Aim of the task: Count lines, not occurrences: give the number of lines holding the word "Simulação", and nothing besides.

Data entries
##########

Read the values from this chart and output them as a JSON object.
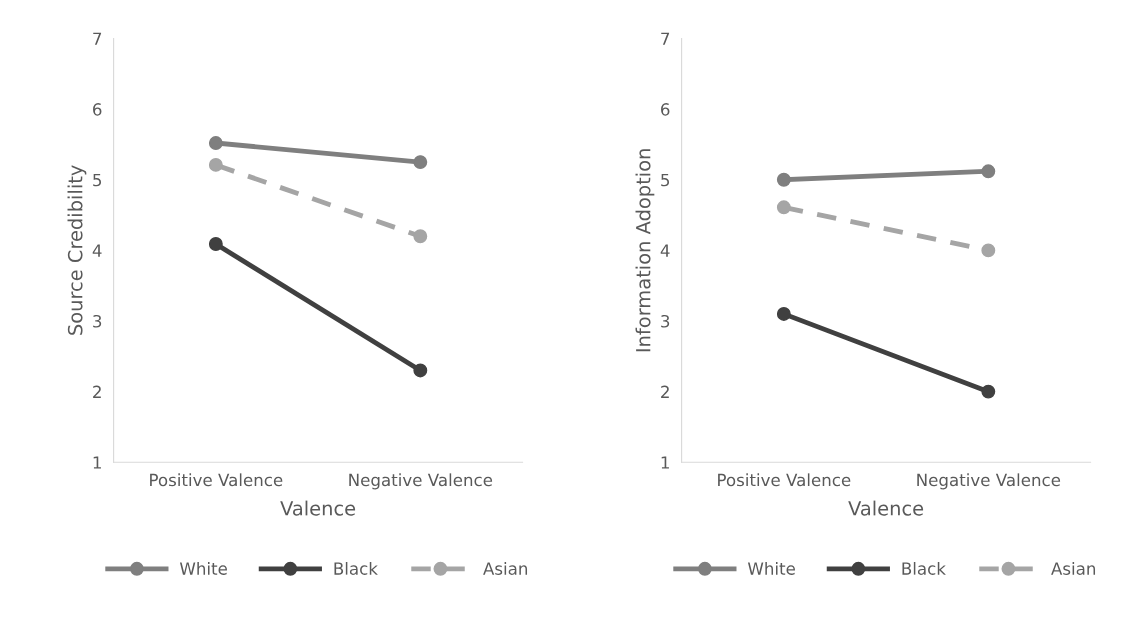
{
  "chart_data": [
    {
      "type": "line",
      "xlabel": "Valence",
      "ylabel": "Source Credibility",
      "categories": [
        "Positive Valence",
        "Negative Valence"
      ],
      "ylim": [
        1,
        7
      ],
      "yticks": [
        1,
        2,
        3,
        4,
        5,
        6,
        7
      ],
      "grid": false,
      "legend": "bottom",
      "marker": "circle",
      "series": [
        {
          "name": "White",
          "color": "#7f7f7f",
          "values": [
            5.52,
            5.25
          ]
        },
        {
          "name": "Black",
          "color": "#404040",
          "values": [
            4.09,
            2.3
          ]
        },
        {
          "name": "Asian",
          "color": "#a5a5a5",
          "values": [
            5.21,
            4.2
          ],
          "line_style": "dashed"
        }
      ]
    },
    {
      "type": "line",
      "xlabel": "Valence",
      "ylabel": "Information Adoption",
      "categories": [
        "Positive Valence",
        "Negative Valence"
      ],
      "ylim": [
        1,
        7
      ],
      "yticks": [
        1,
        2,
        3,
        4,
        5,
        6,
        7
      ],
      "grid": false,
      "legend": "bottom",
      "marker": "circle",
      "series": [
        {
          "name": "White",
          "color": "#7f7f7f",
          "values": [
            5.0,
            5.12
          ]
        },
        {
          "name": "Black",
          "color": "#404040",
          "values": [
            3.1,
            2.0
          ]
        },
        {
          "name": "Asian",
          "color": "#a5a5a5",
          "values": [
            4.61,
            4.0
          ],
          "line_style": "dashed"
        }
      ]
    }
  ]
}
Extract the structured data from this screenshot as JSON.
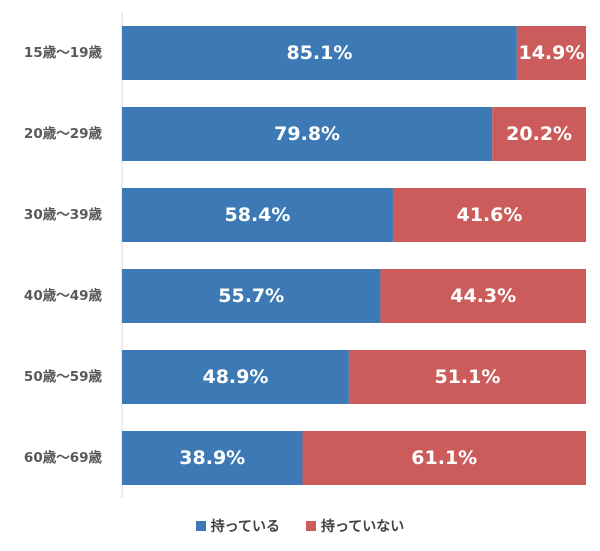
{
  "chart_data": {
    "type": "bar",
    "orientation": "horizontal",
    "stacked": true,
    "categories": [
      "15歳〜19歳",
      "20歳〜29歳",
      "30歳〜39歳",
      "40歳〜49歳",
      "50歳〜59歳",
      "60歳〜69歳"
    ],
    "series": [
      {
        "name": "持っている",
        "color": "#3d7ab5",
        "values": [
          85.1,
          79.8,
          58.4,
          55.7,
          48.9,
          38.9
        ],
        "labels": [
          "85.1%",
          "79.8%",
          "58.4%",
          "55.7%",
          "48.9%",
          "38.9%"
        ]
      },
      {
        "name": "持っていない",
        "color": "#cc5c5c",
        "values": [
          14.9,
          20.2,
          41.6,
          44.3,
          51.1,
          61.1
        ],
        "labels": [
          "14.9%",
          "20.2%",
          "41.6%",
          "44.3%",
          "51.1%",
          "61.1%"
        ]
      }
    ],
    "xlim": [
      0,
      100
    ],
    "title": "",
    "xlabel": "",
    "ylabel": "",
    "grid": false,
    "legend_position": "bottom"
  }
}
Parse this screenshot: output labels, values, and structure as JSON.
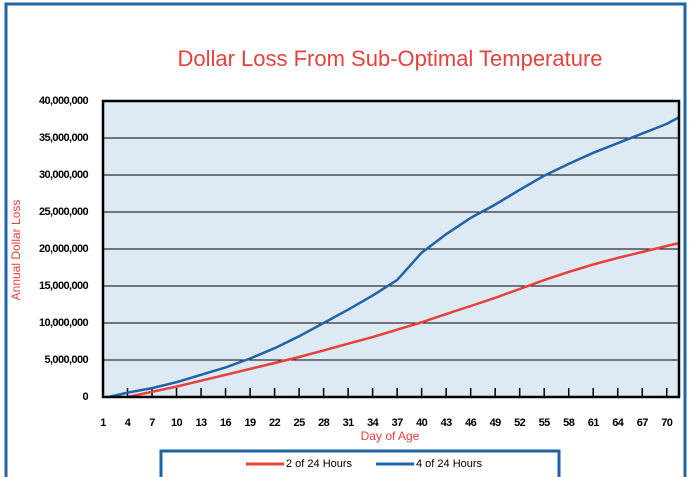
{
  "chart_data": {
    "type": "line",
    "title": "Dollar Loss From Sub-Optimal Temperature",
    "x_label": "Day of Age",
    "y_label": "Annual Dollar Loss",
    "xlim": [
      1,
      71.5
    ],
    "ylim": [
      0,
      40000000
    ],
    "xticks": [
      1,
      4,
      7,
      10,
      13,
      16,
      19,
      22,
      25,
      28,
      31,
      34,
      37,
      40,
      43,
      46,
      49,
      52,
      55,
      58,
      61,
      64,
      67,
      70
    ],
    "yticks": [
      0,
      {
        "value": 5000000,
        "label": "5,000,000"
      },
      {
        "value": 10000000,
        "label": "10,000,000"
      },
      {
        "value": 15000000,
        "label": "15,000,000"
      },
      {
        "value": 20000000,
        "label": "20,000,000"
      },
      {
        "value": 25000000,
        "label": "25,000,000"
      },
      {
        "value": 30000000,
        "label": "30,000,000"
      },
      {
        "value": 35000000,
        "label": "35,000,000"
      },
      {
        "value": 40000000,
        "label": "40,000,000"
      }
    ],
    "grid": true,
    "legend": "bottom",
    "series": [
      {
        "name": "2 of 24 Hours",
        "color": "#e8403a",
        "x": [
          4,
          7,
          10,
          13,
          16,
          19,
          22,
          25,
          28,
          31,
          34,
          37,
          40,
          43,
          46,
          49,
          52,
          55,
          58,
          61,
          64,
          67,
          70,
          71.5
        ],
        "values": [
          0,
          700000,
          1400000,
          2200000,
          3000000,
          3800000,
          4600000,
          5400000,
          6300000,
          7200000,
          8100000,
          9100000,
          10100000,
          11200000,
          12300000,
          13400000,
          14600000,
          15800000,
          16900000,
          17900000,
          18800000,
          19600000,
          20400000,
          20800000
        ]
      },
      {
        "name": "4 of 24 Hours",
        "color": "#1f63a8",
        "x": [
          1.7,
          4,
          7,
          10,
          13,
          16,
          19,
          22,
          25,
          28,
          31,
          34,
          37,
          40,
          43,
          46,
          49,
          52,
          55,
          58,
          61,
          64,
          67,
          70,
          71.5
        ],
        "values": [
          0,
          600000,
          1200000,
          2000000,
          3000000,
          4000000,
          5200000,
          6600000,
          8200000,
          10000000,
          11800000,
          13700000,
          15800000,
          19500000,
          22000000,
          24200000,
          26000000,
          28000000,
          29900000,
          31500000,
          33000000,
          34300000,
          35600000,
          36900000,
          37800000
        ]
      }
    ]
  }
}
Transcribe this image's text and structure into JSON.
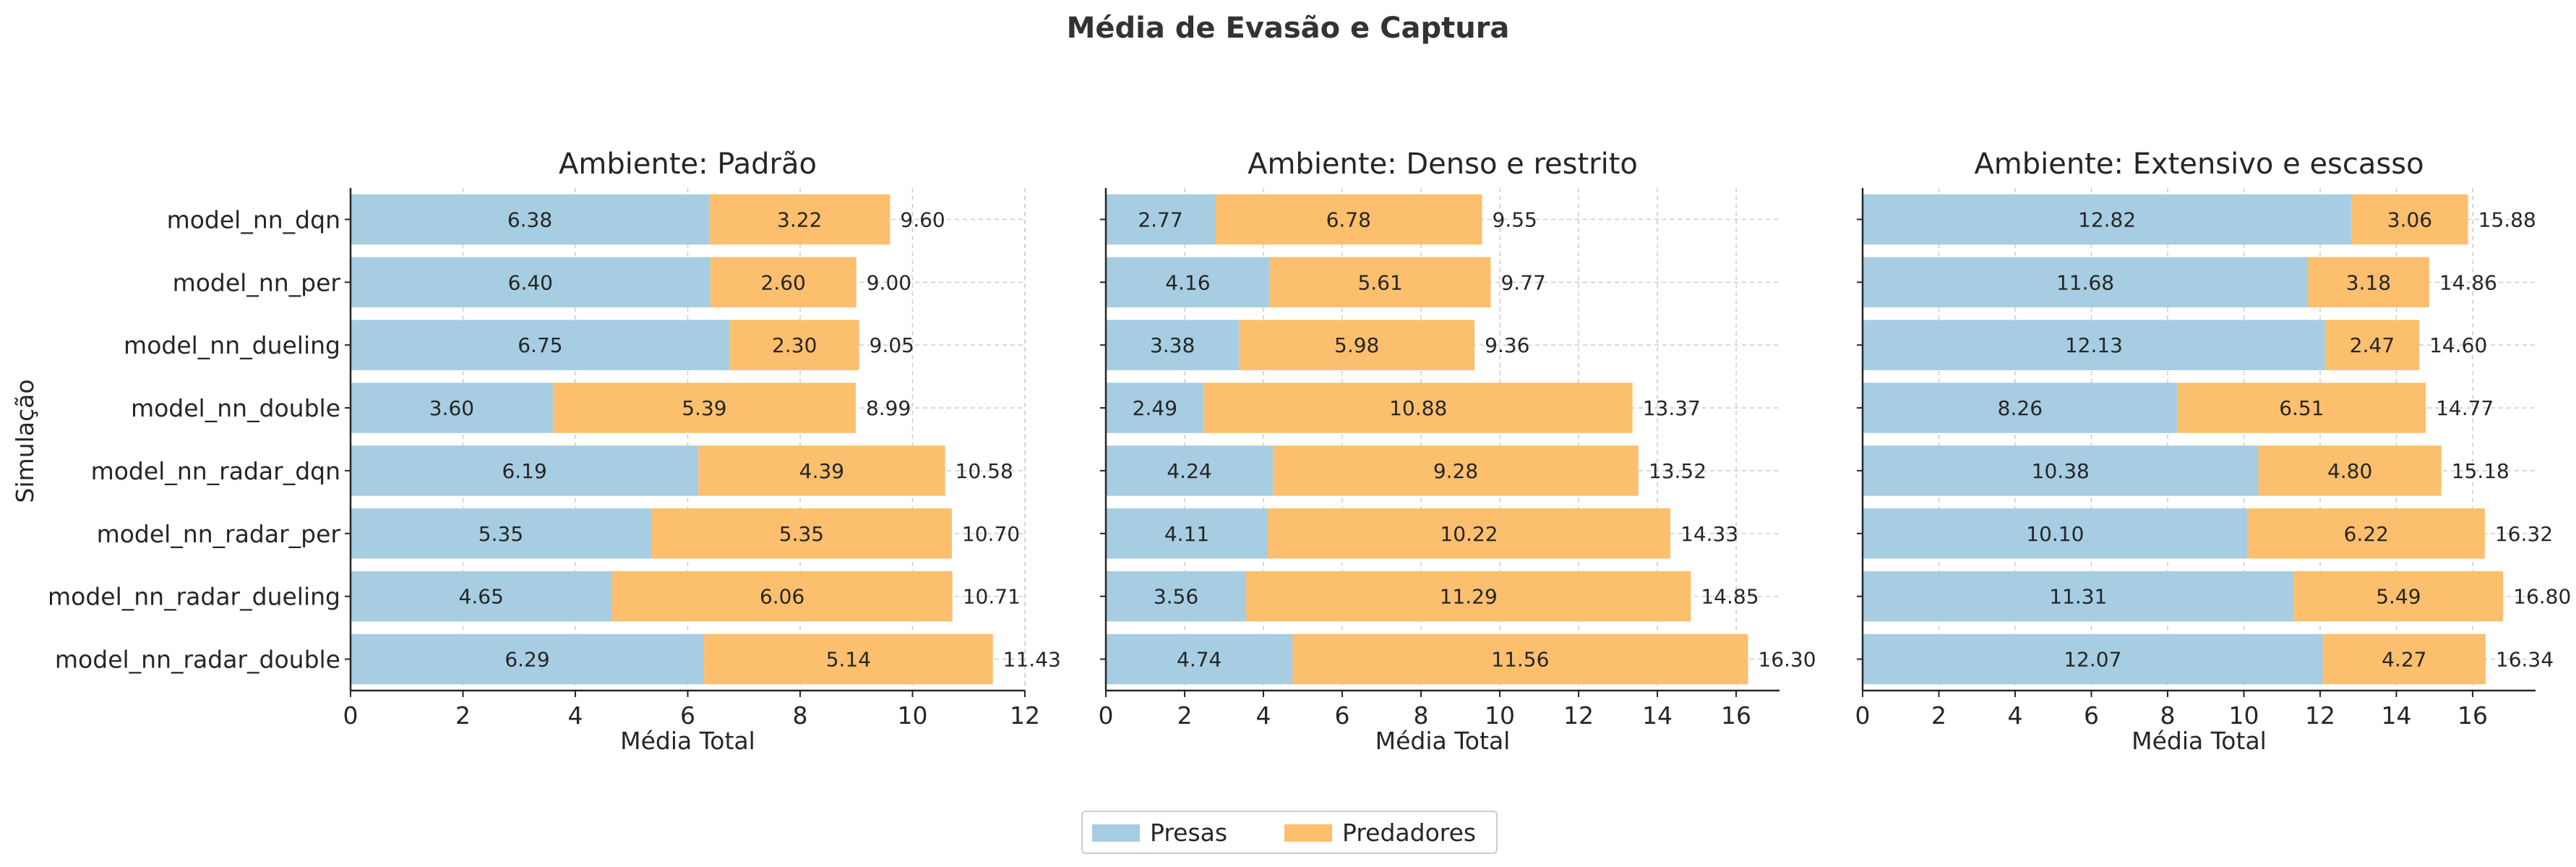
{
  "figure": {
    "title": "Média de Evasão e Captura",
    "ylabel": "Simulação",
    "legend": {
      "placement": "bottom-center",
      "entries": [
        {
          "label": "Presas",
          "color": "#a6cde2"
        },
        {
          "label": "Predadores",
          "color": "#fcbf6e"
        }
      ]
    }
  },
  "chart_data": [
    {
      "type": "bar",
      "orientation": "horizontal",
      "stacked": true,
      "title": "Ambiente: Padrão",
      "xlabel": "Média Total",
      "ylabel": "Simulação",
      "xlim": [
        0,
        12
      ],
      "xticks": [
        "0",
        "2",
        "4",
        "6",
        "8",
        "10",
        "12"
      ],
      "grid": true,
      "categories": [
        "model_nn_dqn",
        "model_nn_per",
        "model_nn_dueling",
        "model_nn_double",
        "model_nn_radar_dqn",
        "model_nn_radar_per",
        "model_nn_radar_dueling",
        "model_nn_radar_double"
      ],
      "series": [
        {
          "name": "Presas",
          "values": [
            6.38,
            6.4,
            6.75,
            3.6,
            6.19,
            5.35,
            4.65,
            6.29
          ],
          "labels": [
            "6.38",
            "6.40",
            "6.75",
            "3.60",
            "6.19",
            "5.35",
            "4.65",
            "6.29"
          ]
        },
        {
          "name": "Predadores",
          "values": [
            3.22,
            2.6,
            2.3,
            5.39,
            4.39,
            5.35,
            6.06,
            5.14
          ],
          "labels": [
            "3.22",
            "2.60",
            "2.30",
            "5.39",
            "4.39",
            "5.35",
            "6.06",
            "5.14"
          ]
        }
      ],
      "totals": [
        "9.60",
        "9.00",
        "9.05",
        "8.99",
        "10.58",
        "10.70",
        "10.71",
        "11.43"
      ]
    },
    {
      "type": "bar",
      "orientation": "horizontal",
      "stacked": true,
      "title": "Ambiente: Denso e restrito",
      "xlabel": "Média Total",
      "xlim": [
        0,
        17.1
      ],
      "xticks": [
        "0",
        "2",
        "4",
        "6",
        "8",
        "10",
        "12",
        "14",
        "16"
      ],
      "grid": true,
      "categories": [
        "model_nn_dqn",
        "model_nn_per",
        "model_nn_dueling",
        "model_nn_double",
        "model_nn_radar_dqn",
        "model_nn_radar_per",
        "model_nn_radar_dueling",
        "model_nn_radar_double"
      ],
      "series": [
        {
          "name": "Presas",
          "values": [
            2.77,
            4.16,
            3.38,
            2.49,
            4.24,
            4.11,
            3.56,
            4.74
          ],
          "labels": [
            "2.77",
            "4.16",
            "3.38",
            "2.49",
            "4.24",
            "4.11",
            "3.56",
            "4.74"
          ]
        },
        {
          "name": "Predadores",
          "values": [
            6.78,
            5.61,
            5.98,
            10.88,
            9.28,
            10.22,
            11.29,
            11.56
          ],
          "labels": [
            "6.78",
            "5.61",
            "5.98",
            "10.88",
            "9.28",
            "10.22",
            "11.29",
            "11.56"
          ]
        }
      ],
      "totals": [
        "9.55",
        "9.77",
        "9.36",
        "13.37",
        "13.52",
        "14.33",
        "14.85",
        "16.30"
      ]
    },
    {
      "type": "bar",
      "orientation": "horizontal",
      "stacked": true,
      "title": "Ambiente: Extensivo e escasso",
      "xlabel": "Média Total",
      "xlim": [
        0,
        17.65
      ],
      "xticks": [
        "0",
        "2",
        "4",
        "6",
        "8",
        "10",
        "12",
        "14",
        "16"
      ],
      "grid": true,
      "categories": [
        "model_nn_dqn",
        "model_nn_per",
        "model_nn_dueling",
        "model_nn_double",
        "model_nn_radar_dqn",
        "model_nn_radar_per",
        "model_nn_radar_dueling",
        "model_nn_radar_double"
      ],
      "series": [
        {
          "name": "Presas",
          "values": [
            12.82,
            11.68,
            12.13,
            8.26,
            10.38,
            10.1,
            11.31,
            12.07
          ],
          "labels": [
            "12.82",
            "11.68",
            "12.13",
            "8.26",
            "10.38",
            "10.10",
            "11.31",
            "12.07"
          ]
        },
        {
          "name": "Predadores",
          "values": [
            3.06,
            3.18,
            2.47,
            6.51,
            4.8,
            6.22,
            5.49,
            4.27
          ],
          "labels": [
            "3.06",
            "3.18",
            "2.47",
            "6.51",
            "4.80",
            "6.22",
            "5.49",
            "4.27"
          ]
        }
      ],
      "totals": [
        "15.88",
        "14.86",
        "14.60",
        "14.77",
        "15.18",
        "16.32",
        "16.80",
        "16.34"
      ]
    }
  ]
}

##########

Solution: 2